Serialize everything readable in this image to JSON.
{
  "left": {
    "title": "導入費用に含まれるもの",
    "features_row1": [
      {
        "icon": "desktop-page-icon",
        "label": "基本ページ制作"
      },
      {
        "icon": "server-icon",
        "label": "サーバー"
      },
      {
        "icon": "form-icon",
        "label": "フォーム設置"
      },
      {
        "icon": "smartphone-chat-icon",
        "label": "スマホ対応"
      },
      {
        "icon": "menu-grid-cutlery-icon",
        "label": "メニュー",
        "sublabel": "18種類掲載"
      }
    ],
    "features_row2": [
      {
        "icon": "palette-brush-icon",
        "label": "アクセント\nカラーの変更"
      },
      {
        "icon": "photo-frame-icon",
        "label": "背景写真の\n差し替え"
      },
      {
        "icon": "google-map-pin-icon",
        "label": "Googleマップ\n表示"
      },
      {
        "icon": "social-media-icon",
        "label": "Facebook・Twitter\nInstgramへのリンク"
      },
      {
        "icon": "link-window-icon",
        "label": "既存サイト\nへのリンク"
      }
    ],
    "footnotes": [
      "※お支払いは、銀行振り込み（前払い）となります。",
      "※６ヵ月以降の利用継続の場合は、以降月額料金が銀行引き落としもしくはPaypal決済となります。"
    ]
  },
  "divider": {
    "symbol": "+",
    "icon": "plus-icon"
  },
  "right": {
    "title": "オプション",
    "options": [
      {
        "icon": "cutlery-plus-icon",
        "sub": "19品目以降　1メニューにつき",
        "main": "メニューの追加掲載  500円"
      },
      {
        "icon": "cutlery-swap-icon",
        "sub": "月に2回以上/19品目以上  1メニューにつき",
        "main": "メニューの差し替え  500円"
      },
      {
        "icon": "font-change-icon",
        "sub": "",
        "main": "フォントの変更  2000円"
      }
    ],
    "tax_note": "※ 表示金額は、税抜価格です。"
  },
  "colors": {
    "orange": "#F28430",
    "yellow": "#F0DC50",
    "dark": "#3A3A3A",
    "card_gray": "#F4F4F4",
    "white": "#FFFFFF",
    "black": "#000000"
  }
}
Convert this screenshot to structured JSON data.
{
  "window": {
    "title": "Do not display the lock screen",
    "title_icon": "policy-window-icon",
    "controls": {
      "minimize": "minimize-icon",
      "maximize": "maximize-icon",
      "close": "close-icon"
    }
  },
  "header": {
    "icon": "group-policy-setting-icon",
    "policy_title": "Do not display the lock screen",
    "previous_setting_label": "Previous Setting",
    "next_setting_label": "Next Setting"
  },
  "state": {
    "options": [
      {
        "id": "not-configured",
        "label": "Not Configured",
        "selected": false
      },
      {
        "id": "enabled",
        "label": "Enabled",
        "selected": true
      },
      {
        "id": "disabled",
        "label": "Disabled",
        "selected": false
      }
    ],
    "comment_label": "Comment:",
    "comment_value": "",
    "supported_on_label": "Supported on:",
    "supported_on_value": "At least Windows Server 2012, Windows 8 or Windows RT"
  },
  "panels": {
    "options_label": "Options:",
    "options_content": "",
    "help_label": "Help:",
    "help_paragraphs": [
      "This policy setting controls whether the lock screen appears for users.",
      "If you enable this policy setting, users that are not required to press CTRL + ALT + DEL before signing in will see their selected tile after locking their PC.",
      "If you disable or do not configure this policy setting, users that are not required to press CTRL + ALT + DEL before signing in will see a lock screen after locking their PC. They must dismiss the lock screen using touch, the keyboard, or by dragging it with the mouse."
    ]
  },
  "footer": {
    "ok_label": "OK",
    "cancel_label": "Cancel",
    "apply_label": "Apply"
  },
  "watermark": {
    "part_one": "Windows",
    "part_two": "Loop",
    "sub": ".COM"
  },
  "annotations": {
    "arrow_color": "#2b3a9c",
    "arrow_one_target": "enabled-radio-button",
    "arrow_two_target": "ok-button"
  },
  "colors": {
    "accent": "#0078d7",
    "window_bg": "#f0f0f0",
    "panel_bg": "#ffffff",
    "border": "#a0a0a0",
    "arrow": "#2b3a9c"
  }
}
*-*-*
REQUIRED WORK — Write out all the records above again, exactly as they stand.

ANSWER TO THIS PROBLEM —
Serialize everything readable in this image to JSON.
{
  "left": {
    "title": "導入費用に含まれるもの",
    "features_row1": [
      {
        "icon": "desktop-page-icon",
        "label": "基本ページ制作"
      },
      {
        "icon": "server-icon",
        "label": "サーバー"
      },
      {
        "icon": "form-icon",
        "label": "フォーム設置"
      },
      {
        "icon": "smartphone-chat-icon",
        "label": "スマホ対応"
      },
      {
        "icon": "menu-grid-cutlery-icon",
        "label": "メニュー",
        "sublabel": "18種類掲載"
      }
    ],
    "features_row2": [
      {
        "icon": "palette-brush-icon",
        "label": "アクセント\nカラーの変更"
      },
      {
        "icon": "photo-frame-icon",
        "label": "背景写真の\n差し替え"
      },
      {
        "icon": "google-map-pin-icon",
        "label": "Googleマップ\n表示"
      },
      {
        "icon": "social-media-icon",
        "label": "Facebook・Twitter\nInstgramへのリンク"
      },
      {
        "icon": "link-window-icon",
        "label": "既存サイト\nへのリンク"
      }
    ],
    "footnotes": [
      "※お支払いは、銀行振り込み（前払い）となります。",
      "※６ヵ月以降の利用継続の場合は、以降月額料金が銀行引き落としもしくはPaypal決済となります。"
    ]
  },
  "divider": {
    "symbol": "+",
    "icon": "plus-icon"
  },
  "right": {
    "title": "オプション",
    "options": [
      {
        "icon": "cutlery-plus-icon",
        "sub": "19品目以降　1メニューにつき",
        "main": "メニューの追加掲載  500円"
      },
      {
        "icon": "cutlery-swap-icon",
        "sub": "月に2回以上/19品目以上  1メニューにつき",
        "main": "メニューの差し替え  500円"
      },
      {
        "icon": "font-change-icon",
        "sub": "",
        "main": "フォントの変更  2000円"
      }
    ],
    "tax_note": "※ 表示金額は、税抜価格です。"
  },
  "colors": {
    "orange": "#F28430",
    "yellow": "#F0DC50",
    "dark": "#3A3A3A",
    "card_gray": "#F4F4F4",
    "white": "#FFFFFF",
    "black": "#000000"
  }
}
Convert this screenshot to structured JSON data.
{
  "window": {
    "title": "Do not display the lock screen",
    "title_icon": "policy-window-icon",
    "controls": {
      "minimize": "minimize-icon",
      "maximize": "maximize-icon",
      "close": "close-icon"
    }
  },
  "header": {
    "icon": "group-policy-setting-icon",
    "policy_title": "Do not display the lock screen",
    "previous_setting_label": "Previous Setting",
    "next_setting_label": "Next Setting"
  },
  "state": {
    "options": [
      {
        "id": "not-configured",
        "label": "Not Configured",
        "selected": false
      },
      {
        "id": "enabled",
        "label": "Enabled",
        "selected": true
      },
      {
        "id": "disabled",
        "label": "Disabled",
        "selected": false
      }
    ],
    "comment_label": "Comment:",
    "comment_value": "",
    "supported_on_label": "Supported on:",
    "supported_on_value": "At least Windows Server 2012, Windows 8 or Windows RT"
  },
  "panels": {
    "options_label": "Options:",
    "options_content": "",
    "help_label": "Help:",
    "help_paragraphs": [
      "This policy setting controls whether the lock screen appears for users.",
      "If you enable this policy setting, users that are not required to press CTRL + ALT + DEL before signing in will see their selected tile after locking their PC.",
      "If you disable or do not configure this policy setting, users that are not required to press CTRL + ALT + DEL before signing in will see a lock screen after locking their PC. They must dismiss the lock screen using touch, the keyboard, or by dragging it with the mouse."
    ]
  },
  "footer": {
    "ok_label": "OK",
    "cancel_label": "Cancel",
    "apply_label": "Apply"
  },
  "watermark": {
    "part_one": "Windows",
    "part_two": "Loop",
    "sub": ".COM"
  },
  "annotations": {
    "arrow_color": "#2b3a9c",
    "arrow_one_target": "enabled-radio-button",
    "arrow_two_target": "ok-button"
  },
  "colors": {
    "accent": "#0078d7",
    "window_bg": "#f0f0f0",
    "panel_bg": "#ffffff",
    "border": "#a0a0a0",
    "arrow": "#2b3a9c"
  }
}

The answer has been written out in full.